[Collected data entries]

━━━━━━━━━━━━━━━━━━━━

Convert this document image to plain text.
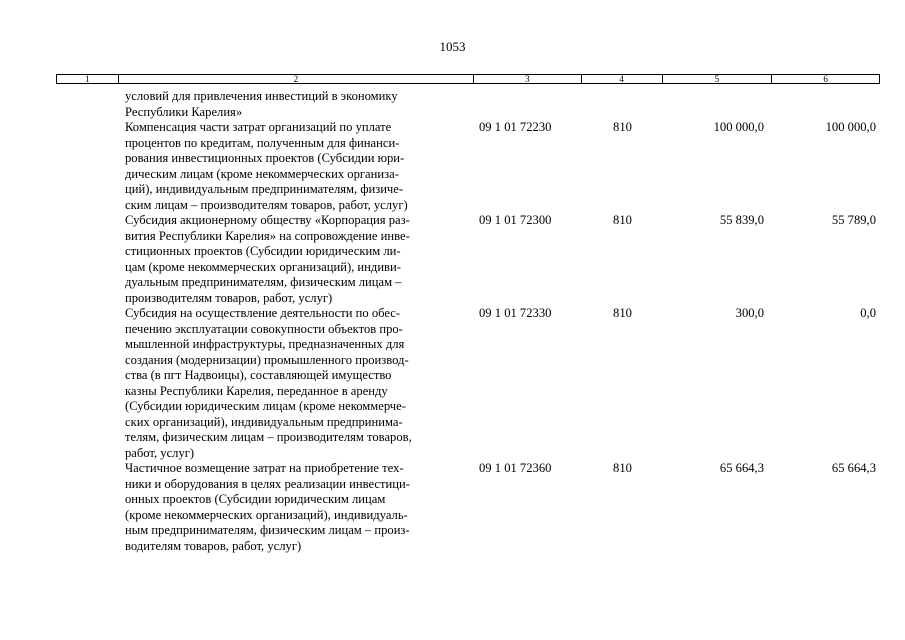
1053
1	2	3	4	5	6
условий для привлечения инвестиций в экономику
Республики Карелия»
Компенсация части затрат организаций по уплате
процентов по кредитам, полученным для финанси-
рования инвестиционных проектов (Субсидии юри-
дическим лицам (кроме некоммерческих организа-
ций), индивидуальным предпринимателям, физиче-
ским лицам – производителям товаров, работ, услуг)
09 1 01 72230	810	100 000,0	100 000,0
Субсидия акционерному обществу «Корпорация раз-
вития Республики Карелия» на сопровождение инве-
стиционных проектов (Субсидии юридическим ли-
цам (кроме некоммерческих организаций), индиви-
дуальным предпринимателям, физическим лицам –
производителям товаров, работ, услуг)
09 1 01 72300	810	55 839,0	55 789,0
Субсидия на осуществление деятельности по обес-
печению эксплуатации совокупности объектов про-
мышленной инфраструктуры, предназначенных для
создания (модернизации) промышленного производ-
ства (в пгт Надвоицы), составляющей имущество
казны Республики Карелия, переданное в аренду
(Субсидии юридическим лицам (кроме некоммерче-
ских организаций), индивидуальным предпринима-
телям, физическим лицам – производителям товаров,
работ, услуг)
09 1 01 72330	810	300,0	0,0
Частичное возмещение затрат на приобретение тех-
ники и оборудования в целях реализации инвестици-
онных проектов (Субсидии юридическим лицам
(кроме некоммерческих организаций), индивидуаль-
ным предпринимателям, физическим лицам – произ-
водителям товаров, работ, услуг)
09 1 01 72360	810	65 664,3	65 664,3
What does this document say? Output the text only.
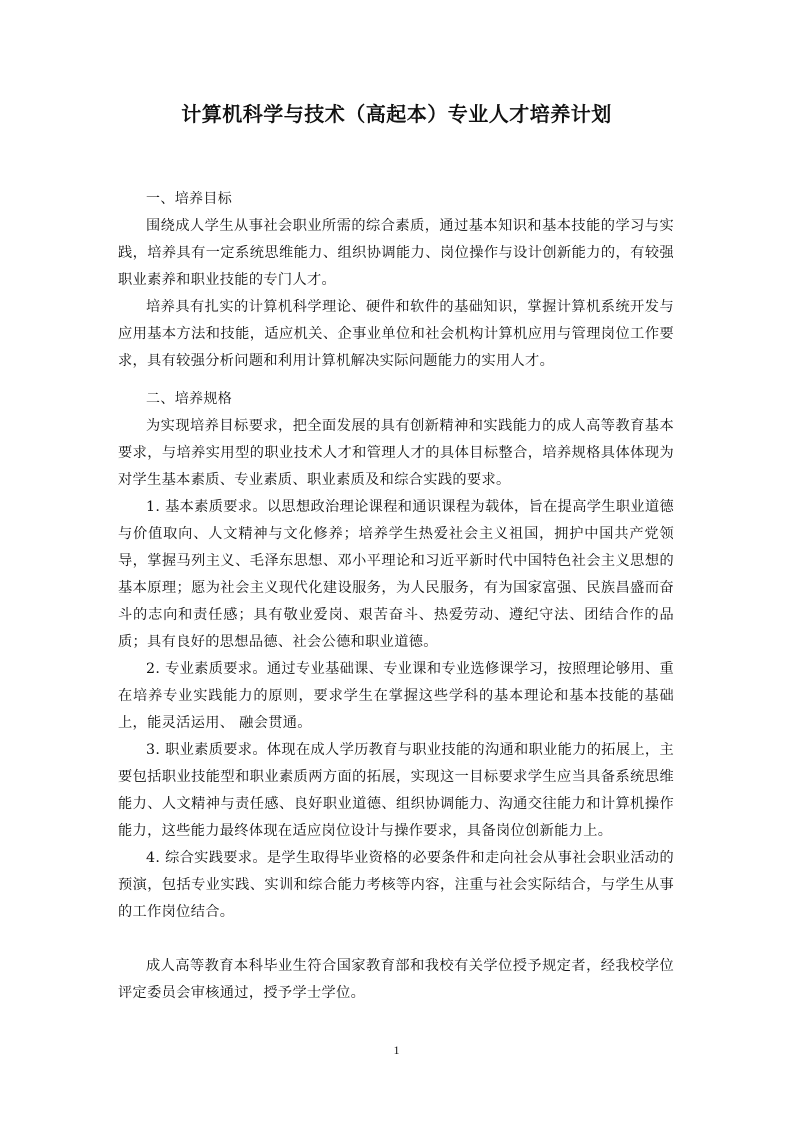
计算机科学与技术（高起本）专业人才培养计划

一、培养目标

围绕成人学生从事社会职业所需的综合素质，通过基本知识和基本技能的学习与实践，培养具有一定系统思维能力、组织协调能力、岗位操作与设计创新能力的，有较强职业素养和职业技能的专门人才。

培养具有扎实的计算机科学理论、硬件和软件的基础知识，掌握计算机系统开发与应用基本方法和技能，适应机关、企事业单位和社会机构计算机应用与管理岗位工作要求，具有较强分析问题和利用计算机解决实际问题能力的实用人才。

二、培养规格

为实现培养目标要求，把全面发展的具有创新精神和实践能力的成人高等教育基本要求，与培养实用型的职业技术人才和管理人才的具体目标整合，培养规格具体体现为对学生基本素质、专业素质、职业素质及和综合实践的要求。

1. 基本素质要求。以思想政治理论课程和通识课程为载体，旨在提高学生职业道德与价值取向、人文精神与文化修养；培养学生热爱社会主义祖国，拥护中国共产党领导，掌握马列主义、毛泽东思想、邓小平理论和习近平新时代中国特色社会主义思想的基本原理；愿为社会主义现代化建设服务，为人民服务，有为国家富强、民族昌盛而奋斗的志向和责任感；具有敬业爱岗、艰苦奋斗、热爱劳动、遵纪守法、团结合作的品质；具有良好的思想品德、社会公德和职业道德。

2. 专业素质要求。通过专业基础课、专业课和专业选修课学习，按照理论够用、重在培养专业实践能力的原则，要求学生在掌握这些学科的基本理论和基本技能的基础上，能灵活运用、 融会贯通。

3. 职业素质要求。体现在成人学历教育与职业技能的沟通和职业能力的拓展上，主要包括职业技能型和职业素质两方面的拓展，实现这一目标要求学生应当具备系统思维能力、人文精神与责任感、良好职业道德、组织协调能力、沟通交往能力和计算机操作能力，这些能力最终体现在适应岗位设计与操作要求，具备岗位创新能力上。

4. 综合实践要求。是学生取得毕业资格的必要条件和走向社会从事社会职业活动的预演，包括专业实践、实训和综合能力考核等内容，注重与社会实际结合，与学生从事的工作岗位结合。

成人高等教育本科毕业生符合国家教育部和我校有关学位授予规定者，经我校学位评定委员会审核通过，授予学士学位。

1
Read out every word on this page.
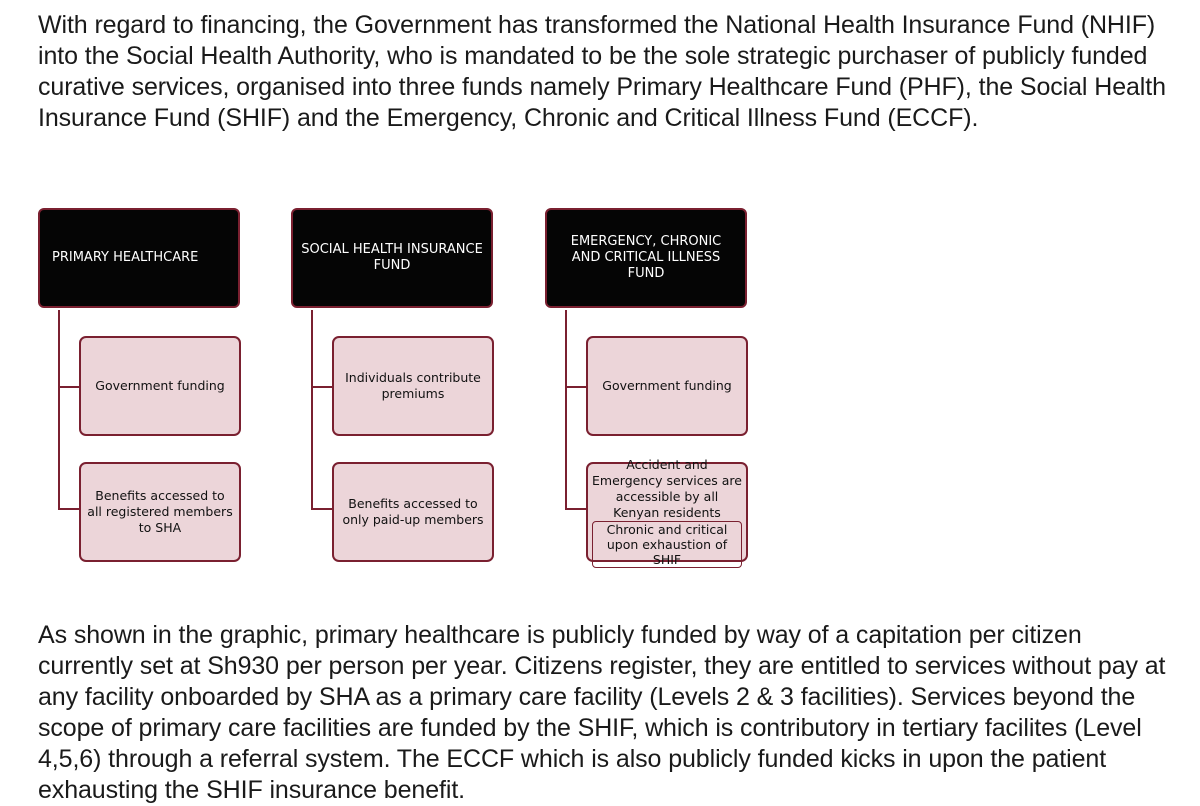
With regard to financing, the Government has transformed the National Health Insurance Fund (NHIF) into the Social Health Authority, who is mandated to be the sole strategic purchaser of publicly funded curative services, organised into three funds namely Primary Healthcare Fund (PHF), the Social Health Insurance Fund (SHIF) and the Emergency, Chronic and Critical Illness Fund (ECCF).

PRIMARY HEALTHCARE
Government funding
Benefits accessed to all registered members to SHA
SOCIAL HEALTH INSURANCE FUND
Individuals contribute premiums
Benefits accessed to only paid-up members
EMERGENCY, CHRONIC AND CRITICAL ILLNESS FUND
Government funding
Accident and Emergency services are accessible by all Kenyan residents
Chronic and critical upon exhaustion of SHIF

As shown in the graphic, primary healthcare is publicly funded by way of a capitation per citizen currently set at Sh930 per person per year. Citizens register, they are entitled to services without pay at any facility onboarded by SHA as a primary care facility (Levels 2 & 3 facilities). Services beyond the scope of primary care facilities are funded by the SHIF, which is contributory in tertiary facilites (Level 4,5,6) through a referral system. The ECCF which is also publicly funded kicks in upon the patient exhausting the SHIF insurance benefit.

━━━━━━━━━━━━━━━━━━━━

TASK OBJECTIVE: Set out every line from the material that contains the string "организаций".

THE SOLUTION:
Компенсация части затрат организаций по уплате
цам (кроме некоммерческих организаций), индиви-
ских организаций), индивидуальным предпринима-
(кроме некоммерческих организаций), индивидуаль-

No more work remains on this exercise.